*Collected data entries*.
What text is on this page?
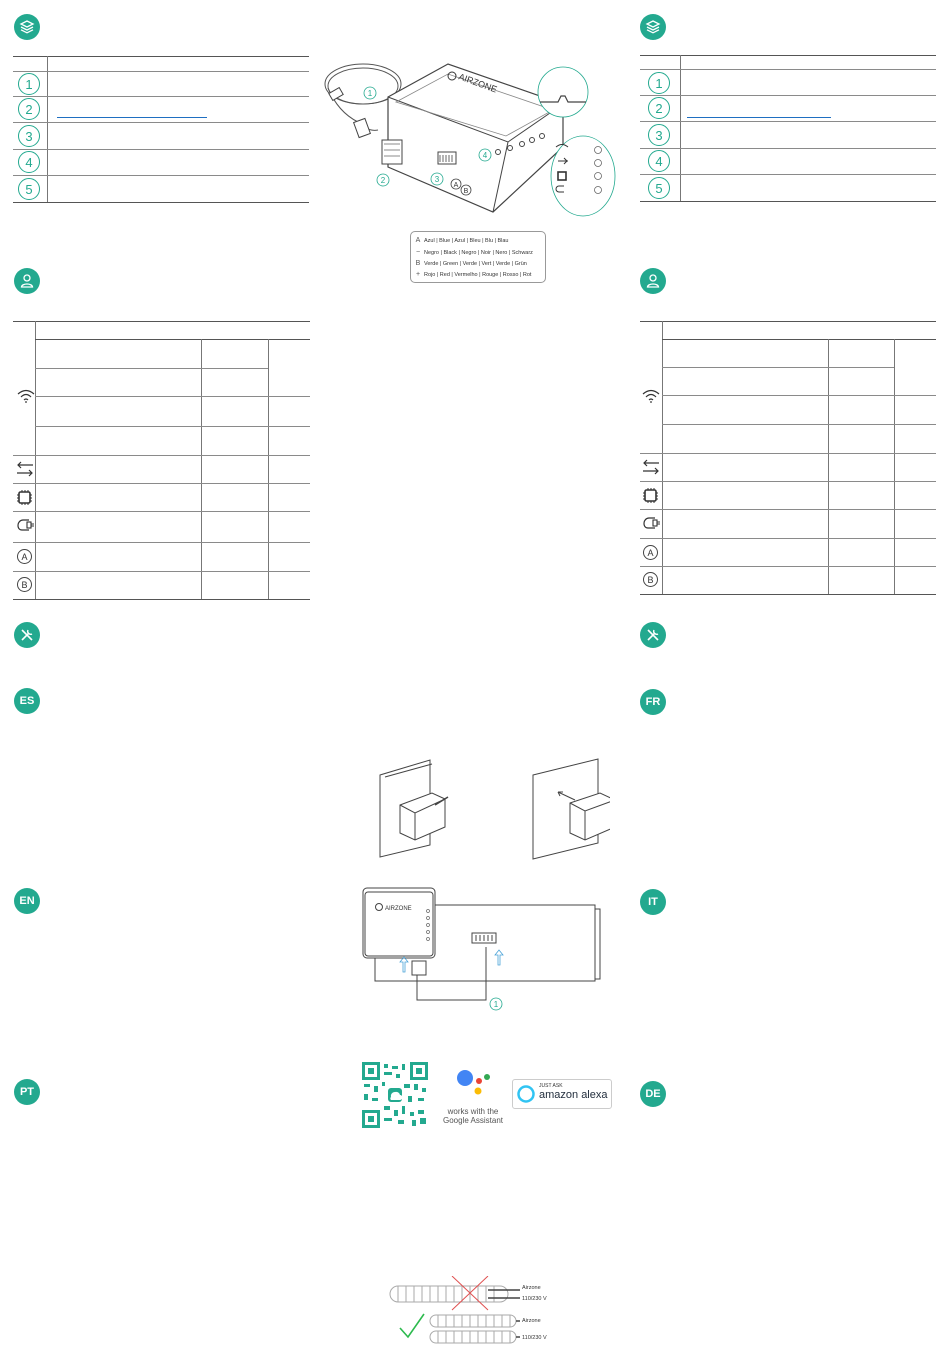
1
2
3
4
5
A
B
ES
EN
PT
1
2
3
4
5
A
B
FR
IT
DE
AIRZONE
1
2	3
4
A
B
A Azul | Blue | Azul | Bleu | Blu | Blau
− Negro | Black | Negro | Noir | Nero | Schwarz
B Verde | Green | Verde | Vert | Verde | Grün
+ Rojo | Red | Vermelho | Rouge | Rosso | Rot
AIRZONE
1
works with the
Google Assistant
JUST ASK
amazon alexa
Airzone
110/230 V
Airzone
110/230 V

*DIRECTIVE*. Copy out all the data without changing anything, and drop the pictures.

*SOLVED PROBLEM*.
What text is on this page?
1
2
3
4
5
A
B
ES
EN
PT
1
2
3
4
5
A
B
FR
IT
DE
AIRZONE
1
2	3
4
A
B
A Azul | Blue | Azul | Bleu | Blu | Blau
− Negro | Black | Negro | Noir | Nero | Schwarz
B Verde | Green | Verde | Vert | Verde | Grün
+ Rojo | Red | Vermelho | Rouge | Rosso | Rot
AIRZONE
1
works with the
Google Assistant
JUST ASK
amazon alexa
Airzone
110/230 V
Airzone
110/230 V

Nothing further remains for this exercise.